• Problem to solve:
Identify the lines that contain the string "tekintetében" and report only how many there are.

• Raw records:
<<<<

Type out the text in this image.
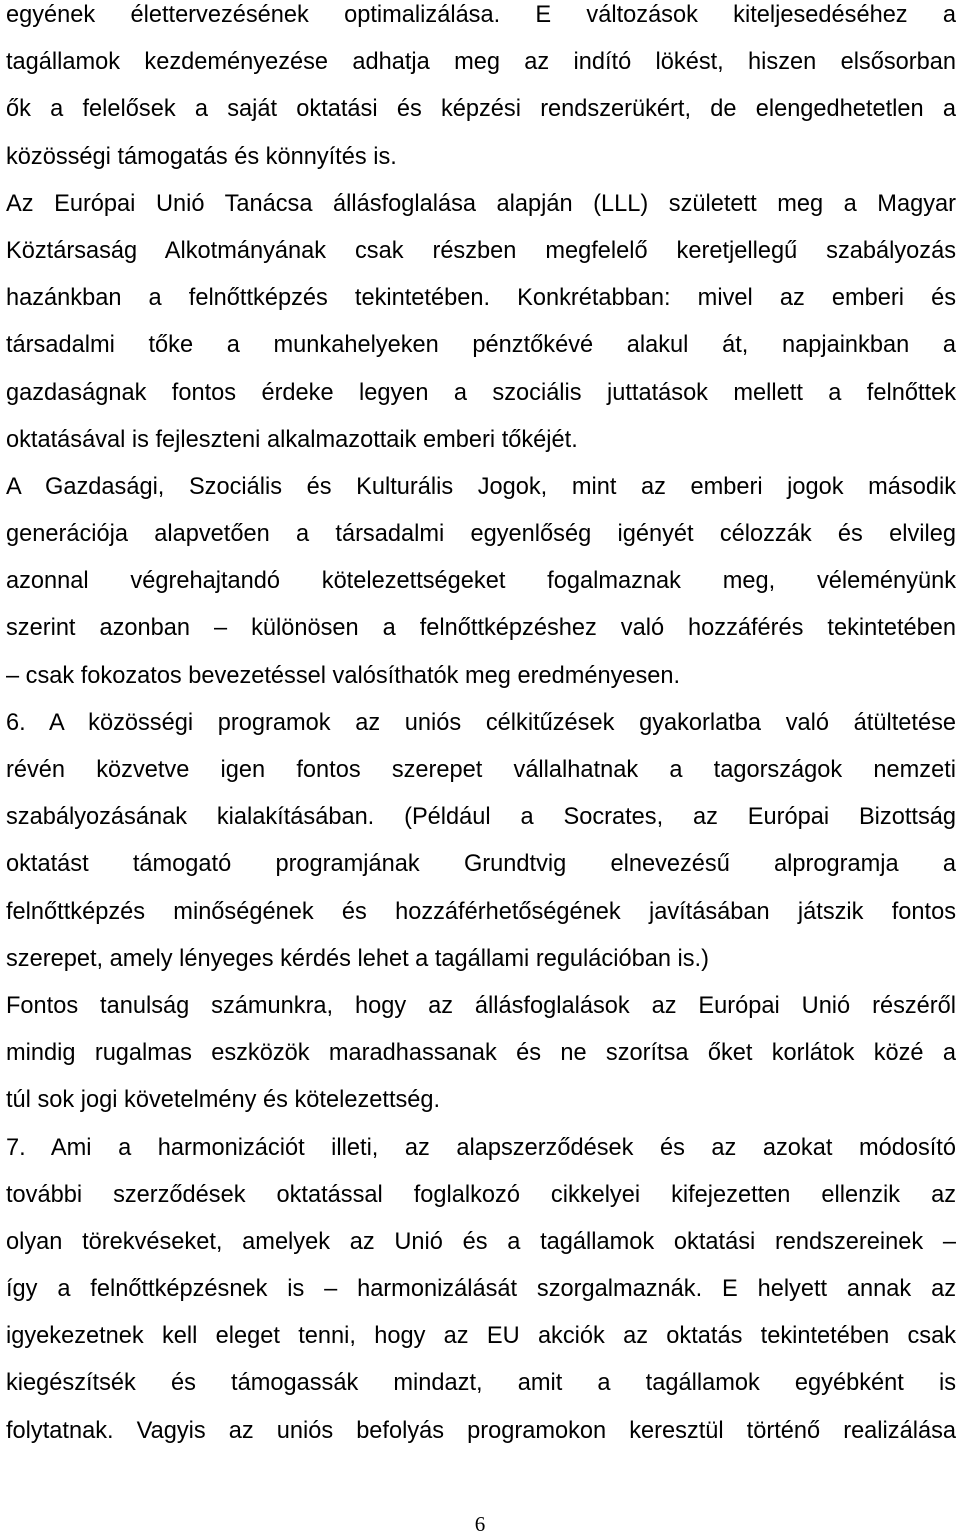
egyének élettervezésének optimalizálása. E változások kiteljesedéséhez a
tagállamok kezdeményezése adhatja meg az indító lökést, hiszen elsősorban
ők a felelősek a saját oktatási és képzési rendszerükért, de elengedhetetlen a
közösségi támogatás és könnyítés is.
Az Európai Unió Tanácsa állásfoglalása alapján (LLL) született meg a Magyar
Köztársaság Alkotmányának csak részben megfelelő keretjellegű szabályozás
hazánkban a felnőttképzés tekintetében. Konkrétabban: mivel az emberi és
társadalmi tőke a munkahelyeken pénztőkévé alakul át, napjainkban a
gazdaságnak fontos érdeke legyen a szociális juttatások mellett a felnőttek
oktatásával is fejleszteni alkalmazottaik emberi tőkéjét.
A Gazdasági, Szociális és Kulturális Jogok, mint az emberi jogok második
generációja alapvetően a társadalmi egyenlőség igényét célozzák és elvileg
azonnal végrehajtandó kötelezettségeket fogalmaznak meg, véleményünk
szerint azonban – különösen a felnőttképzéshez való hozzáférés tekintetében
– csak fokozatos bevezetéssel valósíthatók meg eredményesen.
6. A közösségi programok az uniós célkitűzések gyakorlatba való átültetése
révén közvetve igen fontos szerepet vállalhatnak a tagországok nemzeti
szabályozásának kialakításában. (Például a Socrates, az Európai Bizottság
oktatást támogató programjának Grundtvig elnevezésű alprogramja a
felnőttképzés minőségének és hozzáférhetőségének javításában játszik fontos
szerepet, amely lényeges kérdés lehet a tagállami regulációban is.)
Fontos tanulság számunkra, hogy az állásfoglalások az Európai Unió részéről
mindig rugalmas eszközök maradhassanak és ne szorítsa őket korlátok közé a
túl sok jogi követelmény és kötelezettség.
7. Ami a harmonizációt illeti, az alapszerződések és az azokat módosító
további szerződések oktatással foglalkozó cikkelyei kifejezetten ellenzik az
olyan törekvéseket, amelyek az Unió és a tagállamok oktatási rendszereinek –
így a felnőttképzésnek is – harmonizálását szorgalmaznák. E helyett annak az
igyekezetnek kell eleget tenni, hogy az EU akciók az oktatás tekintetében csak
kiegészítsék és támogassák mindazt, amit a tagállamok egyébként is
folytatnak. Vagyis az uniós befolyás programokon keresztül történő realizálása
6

>>>>
<<<<

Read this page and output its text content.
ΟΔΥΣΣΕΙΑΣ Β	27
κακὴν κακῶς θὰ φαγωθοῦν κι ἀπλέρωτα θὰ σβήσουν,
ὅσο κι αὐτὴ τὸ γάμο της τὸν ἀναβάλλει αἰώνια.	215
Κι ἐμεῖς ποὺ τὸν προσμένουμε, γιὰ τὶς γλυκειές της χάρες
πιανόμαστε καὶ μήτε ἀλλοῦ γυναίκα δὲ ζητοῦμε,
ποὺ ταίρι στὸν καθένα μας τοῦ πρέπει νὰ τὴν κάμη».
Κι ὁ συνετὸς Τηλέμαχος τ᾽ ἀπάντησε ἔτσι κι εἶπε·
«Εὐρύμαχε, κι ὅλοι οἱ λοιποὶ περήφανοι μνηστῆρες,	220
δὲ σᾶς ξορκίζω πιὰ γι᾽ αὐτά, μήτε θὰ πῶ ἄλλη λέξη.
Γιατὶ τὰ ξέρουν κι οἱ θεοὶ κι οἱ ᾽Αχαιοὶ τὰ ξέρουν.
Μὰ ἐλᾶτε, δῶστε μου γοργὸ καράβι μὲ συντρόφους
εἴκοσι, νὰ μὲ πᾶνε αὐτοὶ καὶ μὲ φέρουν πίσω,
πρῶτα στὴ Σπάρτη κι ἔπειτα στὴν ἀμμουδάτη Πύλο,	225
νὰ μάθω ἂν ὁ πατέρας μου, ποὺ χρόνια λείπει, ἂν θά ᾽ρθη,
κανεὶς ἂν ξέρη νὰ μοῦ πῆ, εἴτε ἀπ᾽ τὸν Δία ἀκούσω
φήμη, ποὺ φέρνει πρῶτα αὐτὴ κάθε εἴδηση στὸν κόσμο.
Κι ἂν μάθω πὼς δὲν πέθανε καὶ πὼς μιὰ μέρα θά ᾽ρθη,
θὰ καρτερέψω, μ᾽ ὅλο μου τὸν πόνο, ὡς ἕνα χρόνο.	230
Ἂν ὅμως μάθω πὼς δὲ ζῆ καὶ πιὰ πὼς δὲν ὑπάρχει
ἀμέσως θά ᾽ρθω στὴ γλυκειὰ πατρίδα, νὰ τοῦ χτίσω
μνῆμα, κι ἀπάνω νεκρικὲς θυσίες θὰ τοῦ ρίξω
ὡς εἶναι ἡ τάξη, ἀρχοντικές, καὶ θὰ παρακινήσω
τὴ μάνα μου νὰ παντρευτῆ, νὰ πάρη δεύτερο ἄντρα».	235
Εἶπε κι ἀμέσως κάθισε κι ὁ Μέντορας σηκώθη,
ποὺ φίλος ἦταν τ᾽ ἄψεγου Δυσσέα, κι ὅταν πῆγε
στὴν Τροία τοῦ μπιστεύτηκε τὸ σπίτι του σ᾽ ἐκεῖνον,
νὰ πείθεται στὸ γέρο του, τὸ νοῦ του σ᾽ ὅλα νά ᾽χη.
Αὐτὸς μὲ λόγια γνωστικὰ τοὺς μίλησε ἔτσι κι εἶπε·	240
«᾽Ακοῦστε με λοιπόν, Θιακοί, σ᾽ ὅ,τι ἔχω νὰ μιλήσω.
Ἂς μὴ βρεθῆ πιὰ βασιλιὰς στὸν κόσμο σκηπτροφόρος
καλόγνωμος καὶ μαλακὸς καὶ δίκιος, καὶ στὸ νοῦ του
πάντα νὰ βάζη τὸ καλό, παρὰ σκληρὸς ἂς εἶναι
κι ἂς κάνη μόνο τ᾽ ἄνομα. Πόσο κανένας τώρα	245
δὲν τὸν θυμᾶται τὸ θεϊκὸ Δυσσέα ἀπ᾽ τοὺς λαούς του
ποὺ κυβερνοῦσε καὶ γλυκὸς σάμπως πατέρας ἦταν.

>>>>
<<<<

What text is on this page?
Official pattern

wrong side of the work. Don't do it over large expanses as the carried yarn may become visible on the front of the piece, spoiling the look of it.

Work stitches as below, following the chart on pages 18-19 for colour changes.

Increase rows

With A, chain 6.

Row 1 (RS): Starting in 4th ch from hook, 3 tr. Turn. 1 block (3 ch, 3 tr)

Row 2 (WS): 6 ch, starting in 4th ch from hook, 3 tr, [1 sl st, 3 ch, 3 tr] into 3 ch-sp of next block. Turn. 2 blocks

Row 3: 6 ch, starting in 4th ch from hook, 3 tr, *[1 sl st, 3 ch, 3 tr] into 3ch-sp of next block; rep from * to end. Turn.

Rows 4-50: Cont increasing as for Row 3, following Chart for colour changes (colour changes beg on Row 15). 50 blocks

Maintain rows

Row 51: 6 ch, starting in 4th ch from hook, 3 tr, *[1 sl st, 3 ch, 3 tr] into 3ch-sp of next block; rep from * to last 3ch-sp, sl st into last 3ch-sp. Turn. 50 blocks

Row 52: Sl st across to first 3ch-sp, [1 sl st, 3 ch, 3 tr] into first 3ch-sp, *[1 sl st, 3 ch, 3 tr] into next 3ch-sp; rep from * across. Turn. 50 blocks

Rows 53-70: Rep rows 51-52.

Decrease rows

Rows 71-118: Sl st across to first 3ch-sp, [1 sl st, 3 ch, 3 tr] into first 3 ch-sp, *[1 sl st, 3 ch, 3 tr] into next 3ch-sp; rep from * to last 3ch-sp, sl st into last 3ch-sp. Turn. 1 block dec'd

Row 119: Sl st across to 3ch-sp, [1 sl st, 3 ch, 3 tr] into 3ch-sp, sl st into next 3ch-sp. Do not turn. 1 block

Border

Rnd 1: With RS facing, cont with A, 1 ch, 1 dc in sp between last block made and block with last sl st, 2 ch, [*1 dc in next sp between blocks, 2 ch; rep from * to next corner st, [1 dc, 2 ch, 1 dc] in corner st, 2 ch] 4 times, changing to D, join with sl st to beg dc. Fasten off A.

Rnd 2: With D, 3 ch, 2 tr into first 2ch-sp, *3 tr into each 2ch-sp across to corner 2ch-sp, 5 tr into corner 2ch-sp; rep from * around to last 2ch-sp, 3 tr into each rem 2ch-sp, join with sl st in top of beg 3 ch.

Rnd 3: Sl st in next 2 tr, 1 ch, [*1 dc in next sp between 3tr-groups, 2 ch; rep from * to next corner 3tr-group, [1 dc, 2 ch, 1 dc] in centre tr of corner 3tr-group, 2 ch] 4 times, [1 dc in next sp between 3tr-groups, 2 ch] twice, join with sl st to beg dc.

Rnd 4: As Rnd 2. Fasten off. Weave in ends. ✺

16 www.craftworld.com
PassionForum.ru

>>>>

• Finished answer:
3